| SHORT EXERCISE |
Wherever "замещающей" appears in a line, copy that line.

(Stored records)

╔══

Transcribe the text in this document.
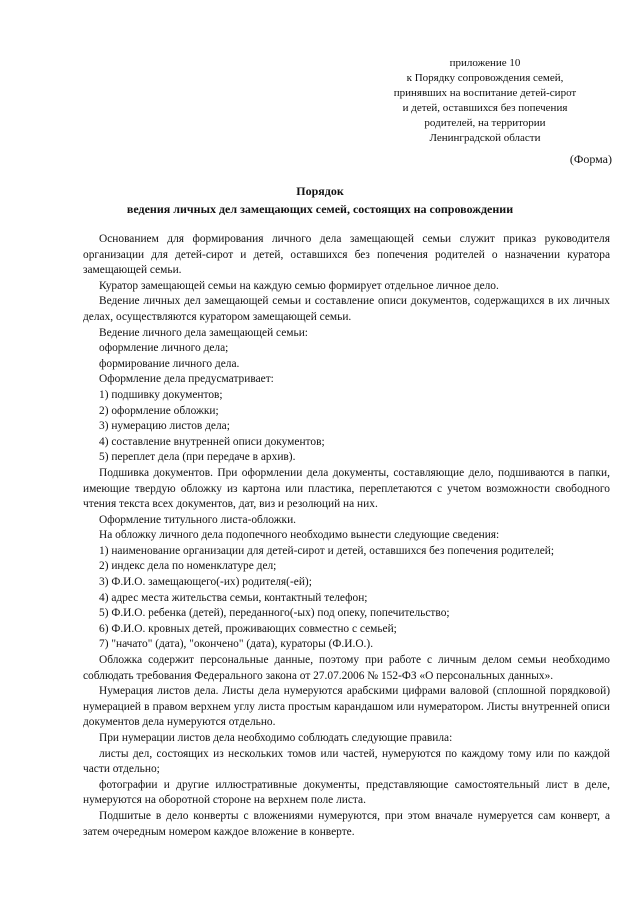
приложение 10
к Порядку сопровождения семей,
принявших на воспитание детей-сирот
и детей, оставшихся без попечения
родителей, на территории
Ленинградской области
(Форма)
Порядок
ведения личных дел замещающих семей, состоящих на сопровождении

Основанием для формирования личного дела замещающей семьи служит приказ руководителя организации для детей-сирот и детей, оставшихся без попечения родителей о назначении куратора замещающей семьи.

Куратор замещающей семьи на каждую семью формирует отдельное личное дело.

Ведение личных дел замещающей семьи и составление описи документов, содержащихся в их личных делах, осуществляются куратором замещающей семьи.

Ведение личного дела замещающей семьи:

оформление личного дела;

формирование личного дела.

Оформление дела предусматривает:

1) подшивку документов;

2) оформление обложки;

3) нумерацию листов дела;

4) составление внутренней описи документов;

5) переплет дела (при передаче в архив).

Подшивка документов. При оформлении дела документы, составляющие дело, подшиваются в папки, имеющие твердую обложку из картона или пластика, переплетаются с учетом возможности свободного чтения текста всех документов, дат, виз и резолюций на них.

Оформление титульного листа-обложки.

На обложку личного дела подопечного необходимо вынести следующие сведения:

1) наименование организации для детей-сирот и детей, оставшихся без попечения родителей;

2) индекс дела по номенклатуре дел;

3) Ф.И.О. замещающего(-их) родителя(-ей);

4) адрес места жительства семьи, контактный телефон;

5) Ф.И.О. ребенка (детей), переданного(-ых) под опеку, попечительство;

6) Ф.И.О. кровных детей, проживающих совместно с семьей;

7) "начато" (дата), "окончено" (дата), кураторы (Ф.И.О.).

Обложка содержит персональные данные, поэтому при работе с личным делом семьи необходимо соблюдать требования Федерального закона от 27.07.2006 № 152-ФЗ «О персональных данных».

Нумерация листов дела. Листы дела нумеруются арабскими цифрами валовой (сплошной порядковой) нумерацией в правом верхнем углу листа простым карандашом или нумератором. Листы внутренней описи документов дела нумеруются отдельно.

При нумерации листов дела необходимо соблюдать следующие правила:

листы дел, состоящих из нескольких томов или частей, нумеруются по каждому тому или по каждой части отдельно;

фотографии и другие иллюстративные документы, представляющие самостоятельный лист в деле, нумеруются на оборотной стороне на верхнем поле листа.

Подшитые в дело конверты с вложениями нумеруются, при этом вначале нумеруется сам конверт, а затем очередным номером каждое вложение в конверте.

╚══

| OUTPUT FOR THIS TASK |
Основанием для формирования личного дела замещающей семьи служит приказ руководителя организации для детей-сирот и детей, оставшихся без попечения родителей о назначении куратора замещающей семьи.
Куратор замещающей семьи на каждую семью формирует отдельное личное дело.
Ведение личных дел замещающей семьи и составление описи документов, содержащихся в их личных делах, осуществляются куратором замещающей семьи.
Ведение личного дела замещающей семьи:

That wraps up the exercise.